Problem requirements
Reproduce the data that follows in its entirety, character for character.

Given records
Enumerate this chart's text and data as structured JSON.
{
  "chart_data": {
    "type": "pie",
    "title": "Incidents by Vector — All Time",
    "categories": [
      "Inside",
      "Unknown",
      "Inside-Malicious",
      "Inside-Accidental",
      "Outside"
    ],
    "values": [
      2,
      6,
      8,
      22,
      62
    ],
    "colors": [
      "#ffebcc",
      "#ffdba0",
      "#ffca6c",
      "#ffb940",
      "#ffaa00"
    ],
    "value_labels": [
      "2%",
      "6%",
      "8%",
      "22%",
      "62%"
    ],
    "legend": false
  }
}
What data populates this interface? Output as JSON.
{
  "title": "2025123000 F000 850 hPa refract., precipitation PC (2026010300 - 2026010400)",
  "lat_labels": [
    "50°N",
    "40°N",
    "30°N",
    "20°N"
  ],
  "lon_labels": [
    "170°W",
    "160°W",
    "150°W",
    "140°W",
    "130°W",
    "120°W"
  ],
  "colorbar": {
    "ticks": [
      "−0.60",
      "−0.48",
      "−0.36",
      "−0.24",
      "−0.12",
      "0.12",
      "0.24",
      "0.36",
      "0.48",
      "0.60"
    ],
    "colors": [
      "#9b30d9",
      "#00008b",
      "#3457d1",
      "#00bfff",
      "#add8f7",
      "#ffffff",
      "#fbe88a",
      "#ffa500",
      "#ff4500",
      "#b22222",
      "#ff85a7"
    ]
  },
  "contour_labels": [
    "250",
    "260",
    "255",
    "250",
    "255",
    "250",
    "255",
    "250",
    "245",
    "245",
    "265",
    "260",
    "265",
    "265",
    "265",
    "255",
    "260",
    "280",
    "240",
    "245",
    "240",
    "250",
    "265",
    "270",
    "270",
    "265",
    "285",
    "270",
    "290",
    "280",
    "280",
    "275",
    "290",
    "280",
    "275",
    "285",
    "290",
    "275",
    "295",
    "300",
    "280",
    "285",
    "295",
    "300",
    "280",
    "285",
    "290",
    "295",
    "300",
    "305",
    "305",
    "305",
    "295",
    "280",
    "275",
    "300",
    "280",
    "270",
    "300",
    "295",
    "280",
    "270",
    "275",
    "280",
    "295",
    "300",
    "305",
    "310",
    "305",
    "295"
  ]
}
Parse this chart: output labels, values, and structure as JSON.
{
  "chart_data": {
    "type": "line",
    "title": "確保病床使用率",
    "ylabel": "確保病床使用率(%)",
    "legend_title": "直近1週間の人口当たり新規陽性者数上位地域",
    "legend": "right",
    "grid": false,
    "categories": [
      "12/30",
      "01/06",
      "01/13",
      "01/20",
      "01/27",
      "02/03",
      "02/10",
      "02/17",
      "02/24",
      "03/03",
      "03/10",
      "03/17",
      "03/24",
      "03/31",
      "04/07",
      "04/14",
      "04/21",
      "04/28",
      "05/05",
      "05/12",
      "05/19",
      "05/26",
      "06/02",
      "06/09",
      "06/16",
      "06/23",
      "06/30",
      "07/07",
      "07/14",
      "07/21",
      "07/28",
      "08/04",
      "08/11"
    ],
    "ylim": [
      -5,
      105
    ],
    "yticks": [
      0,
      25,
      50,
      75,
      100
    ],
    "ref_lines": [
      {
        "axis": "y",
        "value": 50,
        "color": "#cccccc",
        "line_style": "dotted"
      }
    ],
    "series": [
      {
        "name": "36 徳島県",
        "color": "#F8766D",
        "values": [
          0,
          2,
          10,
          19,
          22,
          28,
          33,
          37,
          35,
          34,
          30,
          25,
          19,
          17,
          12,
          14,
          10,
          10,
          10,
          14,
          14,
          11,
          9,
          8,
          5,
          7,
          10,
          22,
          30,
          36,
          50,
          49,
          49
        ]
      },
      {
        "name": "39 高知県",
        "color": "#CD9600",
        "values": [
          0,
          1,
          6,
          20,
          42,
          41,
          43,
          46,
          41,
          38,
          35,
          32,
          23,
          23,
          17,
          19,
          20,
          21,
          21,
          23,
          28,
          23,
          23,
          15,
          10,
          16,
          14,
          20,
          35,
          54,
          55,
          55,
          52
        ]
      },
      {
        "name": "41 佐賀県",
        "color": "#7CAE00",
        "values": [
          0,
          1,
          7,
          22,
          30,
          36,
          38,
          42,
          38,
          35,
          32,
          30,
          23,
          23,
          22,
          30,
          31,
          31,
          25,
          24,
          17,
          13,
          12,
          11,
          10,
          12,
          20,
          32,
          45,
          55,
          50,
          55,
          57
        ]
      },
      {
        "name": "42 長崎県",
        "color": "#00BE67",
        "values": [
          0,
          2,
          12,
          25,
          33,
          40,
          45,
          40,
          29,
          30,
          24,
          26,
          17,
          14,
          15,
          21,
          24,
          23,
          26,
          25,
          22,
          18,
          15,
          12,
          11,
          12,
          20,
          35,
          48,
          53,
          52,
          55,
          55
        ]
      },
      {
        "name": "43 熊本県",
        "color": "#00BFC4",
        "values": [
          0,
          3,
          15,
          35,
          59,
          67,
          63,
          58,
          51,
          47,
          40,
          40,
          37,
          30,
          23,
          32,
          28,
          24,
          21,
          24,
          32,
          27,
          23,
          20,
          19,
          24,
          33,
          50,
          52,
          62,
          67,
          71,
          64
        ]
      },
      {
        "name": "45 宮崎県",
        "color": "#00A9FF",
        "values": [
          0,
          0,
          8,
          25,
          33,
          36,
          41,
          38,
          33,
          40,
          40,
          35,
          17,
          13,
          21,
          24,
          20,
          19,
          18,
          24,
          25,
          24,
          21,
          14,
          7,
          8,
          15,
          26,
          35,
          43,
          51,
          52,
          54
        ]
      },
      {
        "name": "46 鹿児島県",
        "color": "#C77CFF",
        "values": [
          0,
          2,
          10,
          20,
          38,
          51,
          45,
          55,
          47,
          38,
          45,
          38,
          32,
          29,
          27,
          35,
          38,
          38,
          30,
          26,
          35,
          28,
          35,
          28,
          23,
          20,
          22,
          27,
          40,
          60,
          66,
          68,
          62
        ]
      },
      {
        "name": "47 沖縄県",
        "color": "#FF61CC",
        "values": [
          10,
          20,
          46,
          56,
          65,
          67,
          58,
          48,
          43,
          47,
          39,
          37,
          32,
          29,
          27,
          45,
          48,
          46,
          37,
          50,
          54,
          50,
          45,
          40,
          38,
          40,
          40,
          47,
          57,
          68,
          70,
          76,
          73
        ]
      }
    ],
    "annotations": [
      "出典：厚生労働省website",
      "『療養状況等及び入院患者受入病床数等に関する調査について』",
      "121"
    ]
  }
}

Right answer
Enumerate this chart's text and data as structured JSON.
{
  "chart_data": {
    "type": "pie",
    "title": "Incidents by Vector — All Time",
    "categories": [
      "Inside",
      "Unknown",
      "Inside-Malicious",
      "Inside-Accidental",
      "Outside"
    ],
    "values": [
      2,
      6,
      8,
      22,
      62
    ],
    "colors": [
      "#ffebcc",
      "#ffdba0",
      "#ffca6c",
      "#ffb940",
      "#ffaa00"
    ],
    "value_labels": [
      "2%",
      "6%",
      "8%",
      "22%",
      "62%"
    ],
    "legend": false
  }
}
What data populates this interface? Output as JSON.
{
  "title": "2025123000 F000 850 hPa refract., precipitation PC (2026010300 - 2026010400)",
  "lat_labels": [
    "50°N",
    "40°N",
    "30°N",
    "20°N"
  ],
  "lon_labels": [
    "170°W",
    "160°W",
    "150°W",
    "140°W",
    "130°W",
    "120°W"
  ],
  "colorbar": {
    "ticks": [
      "−0.60",
      "−0.48",
      "−0.36",
      "−0.24",
      "−0.12",
      "0.12",
      "0.24",
      "0.36",
      "0.48",
      "0.60"
    ],
    "colors": [
      "#9b30d9",
      "#00008b",
      "#3457d1",
      "#00bfff",
      "#add8f7",
      "#ffffff",
      "#fbe88a",
      "#ffa500",
      "#ff4500",
      "#b22222",
      "#ff85a7"
    ]
  },
  "contour_labels": [
    "250",
    "260",
    "255",
    "250",
    "255",
    "250",
    "255",
    "250",
    "245",
    "245",
    "265",
    "260",
    "265",
    "265",
    "265",
    "255",
    "260",
    "280",
    "240",
    "245",
    "240",
    "250",
    "265",
    "270",
    "270",
    "265",
    "285",
    "270",
    "290",
    "280",
    "280",
    "275",
    "290",
    "280",
    "275",
    "285",
    "290",
    "275",
    "295",
    "300",
    "280",
    "285",
    "295",
    "300",
    "280",
    "285",
    "290",
    "295",
    "300",
    "305",
    "305",
    "305",
    "295",
    "280",
    "275",
    "300",
    "280",
    "270",
    "300",
    "295",
    "280",
    "270",
    "275",
    "280",
    "295",
    "300",
    "305",
    "310",
    "305",
    "295"
  ]
}
Parse this chart: output labels, values, and structure as JSON.
{
  "chart_data": {
    "type": "line",
    "title": "確保病床使用率",
    "ylabel": "確保病床使用率(%)",
    "legend_title": "直近1週間の人口当たり新規陽性者数上位地域",
    "legend": "right",
    "grid": false,
    "categories": [
      "12/30",
      "01/06",
      "01/13",
      "01/20",
      "01/27",
      "02/03",
      "02/10",
      "02/17",
      "02/24",
      "03/03",
      "03/10",
      "03/17",
      "03/24",
      "03/31",
      "04/07",
      "04/14",
      "04/21",
      "04/28",
      "05/05",
      "05/12",
      "05/19",
      "05/26",
      "06/02",
      "06/09",
      "06/16",
      "06/23",
      "06/30",
      "07/07",
      "07/14",
      "07/21",
      "07/28",
      "08/04",
      "08/11"
    ],
    "ylim": [
      -5,
      105
    ],
    "yticks": [
      0,
      25,
      50,
      75,
      100
    ],
    "ref_lines": [
      {
        "axis": "y",
        "value": 50,
        "color": "#cccccc",
        "line_style": "dotted"
      }
    ],
    "series": [
      {
        "name": "36 徳島県",
        "color": "#F8766D",
        "values": [
          0,
          2,
          10,
          19,
          22,
          28,
          33,
          37,
          35,
          34,
          30,
          25,
          19,
          17,
          12,
          14,
          10,
          10,
          10,
          14,
          14,
          11,
          9,
          8,
          5,
          7,
          10,
          22,
          30,
          36,
          50,
          49,
          49
        ]
      },
      {
        "name": "39 高知県",
        "color": "#CD9600",
        "values": [
          0,
          1,
          6,
          20,
          42,
          41,
          43,
          46,
          41,
          38,
          35,
          32,
          23,
          23,
          17,
          19,
          20,
          21,
          21,
          23,
          28,
          23,
          23,
          15,
          10,
          16,
          14,
          20,
          35,
          54,
          55,
          55,
          52
        ]
      },
      {
        "name": "41 佐賀県",
        "color": "#7CAE00",
        "values": [
          0,
          1,
          7,
          22,
          30,
          36,
          38,
          42,
          38,
          35,
          32,
          30,
          23,
          23,
          22,
          30,
          31,
          31,
          25,
          24,
          17,
          13,
          12,
          11,
          10,
          12,
          20,
          32,
          45,
          55,
          50,
          55,
          57
        ]
      },
      {
        "name": "42 長崎県",
        "color": "#00BE67",
        "values": [
          0,
          2,
          12,
          25,
          33,
          40,
          45,
          40,
          29,
          30,
          24,
          26,
          17,
          14,
          15,
          21,
          24,
          23,
          26,
          25,
          22,
          18,
          15,
          12,
          11,
          12,
          20,
          35,
          48,
          53,
          52,
          55,
          55
        ]
      },
      {
        "name": "43 熊本県",
        "color": "#00BFC4",
        "values": [
          0,
          3,
          15,
          35,
          59,
          67,
          63,
          58,
          51,
          47,
          40,
          40,
          37,
          30,
          23,
          32,
          28,
          24,
          21,
          24,
          32,
          27,
          23,
          20,
          19,
          24,
          33,
          50,
          52,
          62,
          67,
          71,
          64
        ]
      },
      {
        "name": "45 宮崎県",
        "color": "#00A9FF",
        "values": [
          0,
          0,
          8,
          25,
          33,
          36,
          41,
          38,
          33,
          40,
          40,
          35,
          17,
          13,
          21,
          24,
          20,
          19,
          18,
          24,
          25,
          24,
          21,
          14,
          7,
          8,
          15,
          26,
          35,
          43,
          51,
          52,
          54
        ]
      },
      {
        "name": "46 鹿児島県",
        "color": "#C77CFF",
        "values": [
          0,
          2,
          10,
          20,
          38,
          51,
          45,
          55,
          47,
          38,
          45,
          38,
          32,
          29,
          27,
          35,
          38,
          38,
          30,
          26,
          35,
          28,
          35,
          28,
          23,
          20,
          22,
          27,
          40,
          60,
          66,
          68,
          62
        ]
      },
      {
        "name": "47 沖縄県",
        "color": "#FF61CC",
        "values": [
          10,
          20,
          46,
          56,
          65,
          67,
          58,
          48,
          43,
          47,
          39,
          37,
          32,
          29,
          27,
          45,
          48,
          46,
          37,
          50,
          54,
          50,
          45,
          40,
          38,
          40,
          40,
          47,
          57,
          68,
          70,
          76,
          73
        ]
      }
    ],
    "annotations": [
      "出典：厚生労働省website",
      "『療養状況等及び入院患者受入病床数等に関する調査について』",
      "121"
    ]
  }
}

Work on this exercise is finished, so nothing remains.